**EXERCISE PROMPT**
Filter the records below for the word "video". Keep each line that has it.

(MATERIAL FOR THE TASK)

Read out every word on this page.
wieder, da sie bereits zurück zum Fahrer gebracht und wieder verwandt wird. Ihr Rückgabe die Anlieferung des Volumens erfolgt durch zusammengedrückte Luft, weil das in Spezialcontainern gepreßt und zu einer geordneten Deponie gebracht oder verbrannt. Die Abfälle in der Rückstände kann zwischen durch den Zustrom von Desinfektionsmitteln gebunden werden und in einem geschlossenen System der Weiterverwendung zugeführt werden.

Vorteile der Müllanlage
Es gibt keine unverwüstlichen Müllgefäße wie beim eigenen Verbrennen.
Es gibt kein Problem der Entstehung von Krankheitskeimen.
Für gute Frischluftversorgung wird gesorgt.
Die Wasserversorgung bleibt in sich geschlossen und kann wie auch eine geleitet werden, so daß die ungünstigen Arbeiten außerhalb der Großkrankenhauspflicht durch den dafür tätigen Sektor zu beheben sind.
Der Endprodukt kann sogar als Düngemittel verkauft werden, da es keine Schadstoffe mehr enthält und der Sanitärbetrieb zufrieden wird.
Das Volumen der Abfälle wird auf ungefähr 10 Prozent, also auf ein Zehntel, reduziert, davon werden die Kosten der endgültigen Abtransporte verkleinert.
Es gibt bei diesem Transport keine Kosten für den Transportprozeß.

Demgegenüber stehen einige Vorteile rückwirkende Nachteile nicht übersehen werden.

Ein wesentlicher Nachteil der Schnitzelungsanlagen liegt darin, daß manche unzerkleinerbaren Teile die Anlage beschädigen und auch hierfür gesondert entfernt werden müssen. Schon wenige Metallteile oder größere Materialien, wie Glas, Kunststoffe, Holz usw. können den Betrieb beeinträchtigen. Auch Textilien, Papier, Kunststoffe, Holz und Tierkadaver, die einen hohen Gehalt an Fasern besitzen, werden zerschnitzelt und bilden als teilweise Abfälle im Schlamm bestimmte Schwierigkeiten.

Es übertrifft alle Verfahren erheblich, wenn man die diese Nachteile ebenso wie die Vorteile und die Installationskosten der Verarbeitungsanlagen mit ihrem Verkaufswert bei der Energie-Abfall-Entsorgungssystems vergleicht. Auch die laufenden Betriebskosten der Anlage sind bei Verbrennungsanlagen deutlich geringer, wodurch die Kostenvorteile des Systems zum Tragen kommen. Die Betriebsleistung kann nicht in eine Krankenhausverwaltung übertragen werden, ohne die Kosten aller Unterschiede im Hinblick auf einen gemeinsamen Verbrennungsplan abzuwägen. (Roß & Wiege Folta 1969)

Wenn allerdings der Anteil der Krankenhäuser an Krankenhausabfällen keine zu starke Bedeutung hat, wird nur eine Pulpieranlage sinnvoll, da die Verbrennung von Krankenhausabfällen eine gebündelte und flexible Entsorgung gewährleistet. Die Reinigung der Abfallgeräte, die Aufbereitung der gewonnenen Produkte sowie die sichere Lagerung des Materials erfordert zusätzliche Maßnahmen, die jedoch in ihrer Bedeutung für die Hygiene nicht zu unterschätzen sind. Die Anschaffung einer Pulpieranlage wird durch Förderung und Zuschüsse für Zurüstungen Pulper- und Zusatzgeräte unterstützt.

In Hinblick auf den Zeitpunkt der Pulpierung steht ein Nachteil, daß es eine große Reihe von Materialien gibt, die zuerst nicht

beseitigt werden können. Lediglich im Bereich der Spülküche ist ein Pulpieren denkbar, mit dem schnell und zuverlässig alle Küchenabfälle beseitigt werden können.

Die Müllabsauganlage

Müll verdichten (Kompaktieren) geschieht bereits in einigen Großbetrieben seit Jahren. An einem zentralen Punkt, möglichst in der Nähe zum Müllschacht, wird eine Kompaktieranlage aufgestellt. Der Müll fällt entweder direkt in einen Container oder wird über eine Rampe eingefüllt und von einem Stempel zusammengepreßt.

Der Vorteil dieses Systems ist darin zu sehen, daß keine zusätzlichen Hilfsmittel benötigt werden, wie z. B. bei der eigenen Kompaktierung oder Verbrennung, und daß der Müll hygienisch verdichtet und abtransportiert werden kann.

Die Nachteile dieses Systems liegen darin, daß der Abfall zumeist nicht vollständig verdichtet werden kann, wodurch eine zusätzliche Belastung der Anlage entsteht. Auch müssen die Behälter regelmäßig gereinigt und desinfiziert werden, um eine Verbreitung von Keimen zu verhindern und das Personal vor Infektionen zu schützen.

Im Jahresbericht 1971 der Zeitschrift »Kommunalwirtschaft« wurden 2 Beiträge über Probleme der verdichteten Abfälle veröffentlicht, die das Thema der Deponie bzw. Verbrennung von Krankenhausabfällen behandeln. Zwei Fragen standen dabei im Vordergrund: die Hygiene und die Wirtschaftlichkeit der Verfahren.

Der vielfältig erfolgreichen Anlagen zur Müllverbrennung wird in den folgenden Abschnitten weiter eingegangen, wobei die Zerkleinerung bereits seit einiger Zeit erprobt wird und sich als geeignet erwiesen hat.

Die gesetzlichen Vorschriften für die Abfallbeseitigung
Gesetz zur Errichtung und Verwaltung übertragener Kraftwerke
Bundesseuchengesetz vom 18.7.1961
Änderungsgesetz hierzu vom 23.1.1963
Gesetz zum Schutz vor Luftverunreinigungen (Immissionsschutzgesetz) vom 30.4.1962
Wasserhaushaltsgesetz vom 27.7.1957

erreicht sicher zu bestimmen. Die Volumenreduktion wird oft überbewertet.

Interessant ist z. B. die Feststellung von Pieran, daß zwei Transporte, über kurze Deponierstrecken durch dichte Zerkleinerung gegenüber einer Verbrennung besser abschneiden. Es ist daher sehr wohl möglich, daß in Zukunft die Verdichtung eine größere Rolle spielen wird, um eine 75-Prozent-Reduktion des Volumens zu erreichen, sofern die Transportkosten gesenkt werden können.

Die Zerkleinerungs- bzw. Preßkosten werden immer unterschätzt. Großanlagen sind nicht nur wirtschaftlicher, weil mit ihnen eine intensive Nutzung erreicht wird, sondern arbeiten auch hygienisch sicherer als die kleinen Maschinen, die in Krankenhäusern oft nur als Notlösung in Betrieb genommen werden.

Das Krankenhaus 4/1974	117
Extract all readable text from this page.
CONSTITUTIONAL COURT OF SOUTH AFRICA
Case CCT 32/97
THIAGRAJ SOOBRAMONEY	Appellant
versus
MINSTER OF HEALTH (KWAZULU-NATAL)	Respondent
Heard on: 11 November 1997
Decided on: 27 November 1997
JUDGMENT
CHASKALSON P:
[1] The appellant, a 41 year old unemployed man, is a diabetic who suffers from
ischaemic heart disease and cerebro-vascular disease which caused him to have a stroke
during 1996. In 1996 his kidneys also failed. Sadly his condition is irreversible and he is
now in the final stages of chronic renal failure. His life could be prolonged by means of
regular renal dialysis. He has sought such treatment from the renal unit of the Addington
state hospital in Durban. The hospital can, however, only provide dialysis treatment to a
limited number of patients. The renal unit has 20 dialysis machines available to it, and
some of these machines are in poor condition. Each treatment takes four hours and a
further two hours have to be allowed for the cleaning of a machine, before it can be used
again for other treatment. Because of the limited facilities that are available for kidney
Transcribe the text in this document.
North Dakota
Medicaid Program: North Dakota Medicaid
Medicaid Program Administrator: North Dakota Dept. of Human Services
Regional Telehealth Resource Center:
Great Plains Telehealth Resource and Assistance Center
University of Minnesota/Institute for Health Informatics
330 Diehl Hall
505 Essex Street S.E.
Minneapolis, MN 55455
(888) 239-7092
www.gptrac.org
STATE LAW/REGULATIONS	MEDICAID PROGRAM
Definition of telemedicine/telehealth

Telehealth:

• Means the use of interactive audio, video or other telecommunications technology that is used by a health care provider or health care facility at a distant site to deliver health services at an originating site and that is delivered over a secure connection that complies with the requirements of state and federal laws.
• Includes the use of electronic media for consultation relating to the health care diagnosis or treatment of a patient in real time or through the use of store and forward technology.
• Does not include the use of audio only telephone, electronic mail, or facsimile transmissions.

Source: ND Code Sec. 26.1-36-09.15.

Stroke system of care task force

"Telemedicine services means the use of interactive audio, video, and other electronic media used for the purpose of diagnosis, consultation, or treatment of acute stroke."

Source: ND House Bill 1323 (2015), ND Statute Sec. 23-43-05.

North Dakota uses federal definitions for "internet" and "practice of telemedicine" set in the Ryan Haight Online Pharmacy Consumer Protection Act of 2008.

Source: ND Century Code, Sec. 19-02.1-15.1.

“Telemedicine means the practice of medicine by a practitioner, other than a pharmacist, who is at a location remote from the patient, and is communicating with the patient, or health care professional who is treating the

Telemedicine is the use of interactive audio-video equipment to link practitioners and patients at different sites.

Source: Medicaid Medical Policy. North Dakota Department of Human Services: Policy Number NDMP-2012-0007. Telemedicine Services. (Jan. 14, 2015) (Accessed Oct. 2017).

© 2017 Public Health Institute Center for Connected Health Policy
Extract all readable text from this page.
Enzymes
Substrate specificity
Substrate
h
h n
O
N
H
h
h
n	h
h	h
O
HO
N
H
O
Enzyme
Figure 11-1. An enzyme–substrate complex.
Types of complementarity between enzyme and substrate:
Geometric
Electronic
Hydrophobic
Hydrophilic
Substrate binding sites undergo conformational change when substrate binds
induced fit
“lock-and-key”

(End MATERIAL FOR THE TASK)

**OUTPUT**
• Means the use of interactive audio, video or other telecommunications technology that is used by a health care provider or health care facility at a distant site to deliver health services at an originating site and that is delivered over a secure connection that complies with the requirements of state and federal laws.
"Telemedicine services means the use of interactive audio, video, and other electronic media used for the purpose of diagnosis, consultation, or treatment of acute stroke."
Telemedicine is the use of interactive audio-video equipment to link practitioners and patients at different sites.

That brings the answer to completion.